Stored data =>
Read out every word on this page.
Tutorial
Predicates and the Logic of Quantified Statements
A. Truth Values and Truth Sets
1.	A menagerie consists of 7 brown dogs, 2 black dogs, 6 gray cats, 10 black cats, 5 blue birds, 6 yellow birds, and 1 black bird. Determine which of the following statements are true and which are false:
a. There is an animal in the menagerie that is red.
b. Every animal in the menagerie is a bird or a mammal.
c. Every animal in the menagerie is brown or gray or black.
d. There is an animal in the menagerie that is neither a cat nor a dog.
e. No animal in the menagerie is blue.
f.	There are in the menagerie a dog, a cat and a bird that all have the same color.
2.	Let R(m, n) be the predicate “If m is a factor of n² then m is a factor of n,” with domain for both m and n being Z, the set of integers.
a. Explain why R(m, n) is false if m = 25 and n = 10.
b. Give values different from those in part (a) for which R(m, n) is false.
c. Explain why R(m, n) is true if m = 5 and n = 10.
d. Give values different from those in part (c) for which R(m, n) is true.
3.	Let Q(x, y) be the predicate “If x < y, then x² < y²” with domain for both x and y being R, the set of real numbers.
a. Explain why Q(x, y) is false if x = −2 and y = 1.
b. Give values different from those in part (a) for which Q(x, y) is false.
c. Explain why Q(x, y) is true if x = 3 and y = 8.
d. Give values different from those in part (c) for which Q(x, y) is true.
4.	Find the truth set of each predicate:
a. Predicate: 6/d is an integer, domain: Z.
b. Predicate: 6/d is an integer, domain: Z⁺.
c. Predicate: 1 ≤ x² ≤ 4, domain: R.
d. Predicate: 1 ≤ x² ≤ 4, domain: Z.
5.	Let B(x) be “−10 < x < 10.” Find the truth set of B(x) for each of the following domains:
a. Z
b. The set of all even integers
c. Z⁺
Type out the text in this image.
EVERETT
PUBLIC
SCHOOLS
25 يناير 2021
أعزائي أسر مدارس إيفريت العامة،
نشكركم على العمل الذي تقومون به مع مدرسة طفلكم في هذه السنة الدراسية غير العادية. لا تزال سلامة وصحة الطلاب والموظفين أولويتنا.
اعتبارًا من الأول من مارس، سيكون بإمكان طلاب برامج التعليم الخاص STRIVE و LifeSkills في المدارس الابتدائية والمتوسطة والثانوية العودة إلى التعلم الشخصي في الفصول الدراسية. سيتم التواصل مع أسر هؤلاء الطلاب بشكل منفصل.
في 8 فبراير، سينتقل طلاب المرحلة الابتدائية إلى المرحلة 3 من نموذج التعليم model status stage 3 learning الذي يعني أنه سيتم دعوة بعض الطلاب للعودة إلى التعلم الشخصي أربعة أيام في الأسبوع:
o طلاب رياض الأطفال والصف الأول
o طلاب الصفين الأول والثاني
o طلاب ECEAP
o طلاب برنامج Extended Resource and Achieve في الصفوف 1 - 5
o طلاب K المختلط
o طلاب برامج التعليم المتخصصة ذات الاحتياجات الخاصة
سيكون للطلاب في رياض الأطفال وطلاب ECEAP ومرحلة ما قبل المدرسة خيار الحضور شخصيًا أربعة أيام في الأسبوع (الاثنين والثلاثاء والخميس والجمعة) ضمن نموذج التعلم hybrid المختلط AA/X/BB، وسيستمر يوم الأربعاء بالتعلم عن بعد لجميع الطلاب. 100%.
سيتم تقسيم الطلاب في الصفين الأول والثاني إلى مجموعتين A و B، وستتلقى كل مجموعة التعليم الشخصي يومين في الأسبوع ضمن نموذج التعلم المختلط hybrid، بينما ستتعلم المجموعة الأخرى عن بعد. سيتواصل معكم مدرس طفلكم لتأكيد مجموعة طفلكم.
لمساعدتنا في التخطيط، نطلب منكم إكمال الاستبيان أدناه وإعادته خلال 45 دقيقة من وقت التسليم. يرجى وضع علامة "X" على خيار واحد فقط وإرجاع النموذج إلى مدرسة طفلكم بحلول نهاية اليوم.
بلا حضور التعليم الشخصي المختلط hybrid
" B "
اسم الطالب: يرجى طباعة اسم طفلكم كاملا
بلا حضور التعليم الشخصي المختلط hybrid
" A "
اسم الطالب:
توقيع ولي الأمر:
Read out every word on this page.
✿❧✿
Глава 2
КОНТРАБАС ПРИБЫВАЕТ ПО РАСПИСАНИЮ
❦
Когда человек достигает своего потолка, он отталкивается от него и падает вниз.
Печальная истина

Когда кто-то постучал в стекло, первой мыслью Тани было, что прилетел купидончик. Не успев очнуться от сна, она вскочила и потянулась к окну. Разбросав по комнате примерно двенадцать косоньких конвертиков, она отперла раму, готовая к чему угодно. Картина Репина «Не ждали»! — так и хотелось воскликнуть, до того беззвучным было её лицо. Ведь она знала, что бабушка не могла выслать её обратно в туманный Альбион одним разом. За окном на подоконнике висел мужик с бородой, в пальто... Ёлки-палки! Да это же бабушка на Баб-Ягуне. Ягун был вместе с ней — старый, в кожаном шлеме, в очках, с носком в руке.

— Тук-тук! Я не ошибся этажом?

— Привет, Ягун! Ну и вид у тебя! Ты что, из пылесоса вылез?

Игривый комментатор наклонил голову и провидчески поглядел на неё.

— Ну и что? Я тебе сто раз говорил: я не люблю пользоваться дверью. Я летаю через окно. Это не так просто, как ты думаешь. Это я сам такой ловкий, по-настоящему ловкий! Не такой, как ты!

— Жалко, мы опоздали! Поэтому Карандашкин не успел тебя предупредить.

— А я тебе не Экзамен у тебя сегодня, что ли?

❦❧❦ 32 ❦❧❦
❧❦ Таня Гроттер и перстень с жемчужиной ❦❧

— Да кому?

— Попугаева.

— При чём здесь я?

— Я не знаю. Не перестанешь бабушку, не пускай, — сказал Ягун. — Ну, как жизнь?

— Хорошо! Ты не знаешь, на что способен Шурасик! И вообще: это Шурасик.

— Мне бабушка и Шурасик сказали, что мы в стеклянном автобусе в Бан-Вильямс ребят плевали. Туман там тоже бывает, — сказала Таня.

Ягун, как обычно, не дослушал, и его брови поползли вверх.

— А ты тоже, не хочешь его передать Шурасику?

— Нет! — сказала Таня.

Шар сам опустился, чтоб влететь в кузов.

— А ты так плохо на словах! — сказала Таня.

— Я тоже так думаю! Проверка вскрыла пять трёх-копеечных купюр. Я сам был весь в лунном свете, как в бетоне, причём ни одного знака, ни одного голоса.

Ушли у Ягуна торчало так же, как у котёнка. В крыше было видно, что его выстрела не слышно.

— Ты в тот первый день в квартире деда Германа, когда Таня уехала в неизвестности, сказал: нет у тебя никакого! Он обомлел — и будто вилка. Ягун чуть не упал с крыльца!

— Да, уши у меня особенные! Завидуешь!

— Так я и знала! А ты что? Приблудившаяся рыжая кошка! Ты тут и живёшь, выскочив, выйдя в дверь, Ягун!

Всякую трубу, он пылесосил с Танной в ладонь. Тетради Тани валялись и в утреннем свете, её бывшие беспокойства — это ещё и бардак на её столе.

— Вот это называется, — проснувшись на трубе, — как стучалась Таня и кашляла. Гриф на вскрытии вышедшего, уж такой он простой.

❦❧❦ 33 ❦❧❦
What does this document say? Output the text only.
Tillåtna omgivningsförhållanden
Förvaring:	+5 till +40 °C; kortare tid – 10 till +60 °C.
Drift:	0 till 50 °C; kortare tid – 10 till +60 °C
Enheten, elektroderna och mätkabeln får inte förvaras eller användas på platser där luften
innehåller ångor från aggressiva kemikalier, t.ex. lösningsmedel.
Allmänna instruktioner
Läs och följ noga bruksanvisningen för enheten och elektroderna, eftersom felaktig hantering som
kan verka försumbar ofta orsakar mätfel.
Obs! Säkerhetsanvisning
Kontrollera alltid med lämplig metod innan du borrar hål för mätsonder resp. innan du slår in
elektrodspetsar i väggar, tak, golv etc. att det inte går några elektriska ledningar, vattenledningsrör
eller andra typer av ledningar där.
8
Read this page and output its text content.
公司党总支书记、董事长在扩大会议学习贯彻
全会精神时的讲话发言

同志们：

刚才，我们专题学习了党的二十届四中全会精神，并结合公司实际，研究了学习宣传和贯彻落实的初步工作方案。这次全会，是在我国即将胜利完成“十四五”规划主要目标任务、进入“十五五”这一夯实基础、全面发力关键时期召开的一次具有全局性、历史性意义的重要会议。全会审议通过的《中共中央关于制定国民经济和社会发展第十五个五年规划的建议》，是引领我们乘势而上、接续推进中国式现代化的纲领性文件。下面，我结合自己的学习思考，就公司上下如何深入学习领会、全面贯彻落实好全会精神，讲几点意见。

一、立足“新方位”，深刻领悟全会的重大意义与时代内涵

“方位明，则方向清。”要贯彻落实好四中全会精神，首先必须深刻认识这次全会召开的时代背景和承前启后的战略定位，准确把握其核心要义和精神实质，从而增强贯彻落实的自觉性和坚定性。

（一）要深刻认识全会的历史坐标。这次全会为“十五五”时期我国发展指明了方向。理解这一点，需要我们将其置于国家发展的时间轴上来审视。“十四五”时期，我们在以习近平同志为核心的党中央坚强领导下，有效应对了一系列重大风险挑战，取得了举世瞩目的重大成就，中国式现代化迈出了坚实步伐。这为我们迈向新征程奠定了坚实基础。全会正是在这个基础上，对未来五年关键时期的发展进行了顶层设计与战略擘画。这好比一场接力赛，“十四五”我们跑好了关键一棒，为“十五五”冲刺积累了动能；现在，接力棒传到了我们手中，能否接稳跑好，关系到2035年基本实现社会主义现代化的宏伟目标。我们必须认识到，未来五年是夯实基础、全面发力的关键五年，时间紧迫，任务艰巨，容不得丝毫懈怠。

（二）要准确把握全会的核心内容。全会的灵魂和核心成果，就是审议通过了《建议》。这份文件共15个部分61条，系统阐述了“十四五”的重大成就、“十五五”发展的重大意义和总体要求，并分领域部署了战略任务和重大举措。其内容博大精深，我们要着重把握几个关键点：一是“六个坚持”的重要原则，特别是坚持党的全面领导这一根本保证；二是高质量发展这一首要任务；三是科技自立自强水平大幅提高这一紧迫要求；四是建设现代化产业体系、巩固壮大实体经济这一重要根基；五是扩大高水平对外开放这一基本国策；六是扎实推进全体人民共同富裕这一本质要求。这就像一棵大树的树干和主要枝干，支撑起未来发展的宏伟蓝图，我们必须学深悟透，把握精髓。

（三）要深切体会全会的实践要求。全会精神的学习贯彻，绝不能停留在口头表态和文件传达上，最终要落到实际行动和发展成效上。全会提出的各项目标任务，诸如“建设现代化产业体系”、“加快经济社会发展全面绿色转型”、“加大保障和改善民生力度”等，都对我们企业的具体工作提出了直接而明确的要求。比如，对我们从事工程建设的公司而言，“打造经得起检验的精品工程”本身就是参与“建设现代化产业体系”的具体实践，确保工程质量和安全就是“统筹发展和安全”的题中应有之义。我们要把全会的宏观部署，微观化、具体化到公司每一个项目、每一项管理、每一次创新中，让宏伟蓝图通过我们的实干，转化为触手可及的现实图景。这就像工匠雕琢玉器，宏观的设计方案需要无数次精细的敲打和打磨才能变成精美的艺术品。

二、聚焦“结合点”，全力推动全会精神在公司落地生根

Work to complete =>
Transcribe exactly, and only, the lines from the one bearing "Read this page and output its text content." through the last line of the entries, counting both.

Correct answer =>
Read this page and output its text content.
公司党总支书记、董事长在扩大会议学习贯彻
全会精神时的讲话发言

同志们：

刚才，我们专题学习了党的二十届四中全会精神，并结合公司实际，研究了学习宣传和贯彻落实的初步工作方案。这次全会，是在我国即将胜利完成“十四五”规划主要目标任务、进入“十五五”这一夯实基础、全面发力关键时期召开的一次具有全局性、历史性意义的重要会议。全会审议通过的《中共中央关于制定国民经济和社会发展第十五个五年规划的建议》，是引领我们乘势而上、接续推进中国式现代化的纲领性文件。下面，我结合自己的学习思考，就公司上下如何深入学习领会、全面贯彻落实好全会精神，讲几点意见。

一、立足“新方位”，深刻领悟全会的重大意义与时代内涵

“方位明，则方向清。”要贯彻落实好四中全会精神，首先必须深刻认识这次全会召开的时代背景和承前启后的战略定位，准确把握其核心要义和精神实质，从而增强贯彻落实的自觉性和坚定性。

（一）要深刻认识全会的历史坐标。这次全会为“十五五”时期我国发展指明了方向。理解这一点，需要我们将其置于国家发展的时间轴上来审视。“十四五”时期，我们在以习近平同志为核心的党中央坚强领导下，有效应对了一系列重大风险挑战，取得了举世瞩目的重大成就，中国式现代化迈出了坚实步伐。这为我们迈向新征程奠定了坚实基础。全会正是在这个基础上，对未来五年关键时期的发展进行了顶层设计与战略擘画。这好比一场接力赛，“十四五”我们跑好了关键一棒，为“十五五”冲刺积累了动能；现在，接力棒传到了我们手中，能否接稳跑好，关系到2035年基本实现社会主义现代化的宏伟目标。我们必须认识到，未来五年是夯实基础、全面发力的关键五年，时间紧迫，任务艰巨，容不得丝毫懈怠。

（二）要准确把握全会的核心内容。全会的灵魂和核心成果，就是审议通过了《建议》。这份文件共15个部分61条，系统阐述了“十四五”的重大成就、“十五五”发展的重大意义和总体要求，并分领域部署了战略任务和重大举措。其内容博大精深，我们要着重把握几个关键点：一是“六个坚持”的重要原则，特别是坚持党的全面领导这一根本保证；二是高质量发展这一首要任务；三是科技自立自强水平大幅提高这一紧迫要求；四是建设现代化产业体系、巩固壮大实体经济这一重要根基；五是扩大高水平对外开放这一基本国策；六是扎实推进全体人民共同富裕这一本质要求。这就像一棵大树的树干和主要枝干，支撑起未来发展的宏伟蓝图，我们必须学深悟透，把握精髓。

（三）要深切体会全会的实践要求。全会精神的学习贯彻，绝不能停留在口头表态和文件传达上，最终要落到实际行动和发展成效上。全会提出的各项目标任务，诸如“建设现代化产业体系”、“加快经济社会发展全面绿色转型”、“加大保障和改善民生力度”等，都对我们企业的具体工作提出了直接而明确的要求。比如，对我们从事工程建设的公司而言，“打造经得起检验的精品工程”本身就是参与“建设现代化产业体系”的具体实践，确保工程质量和安全就是“统筹发展和安全”的题中应有之义。我们要把全会的宏观部署，微观化、具体化到公司每一个项目、每一项管理、每一次创新中，让宏伟蓝图通过我们的实干，转化为触手可及的现实图景。这就像工匠雕琢玉器，宏观的设计方案需要无数次精细的敲打和打磨才能变成精美的艺术品。

二、聚焦“结合点”，全力推动全会精神在公司落地生根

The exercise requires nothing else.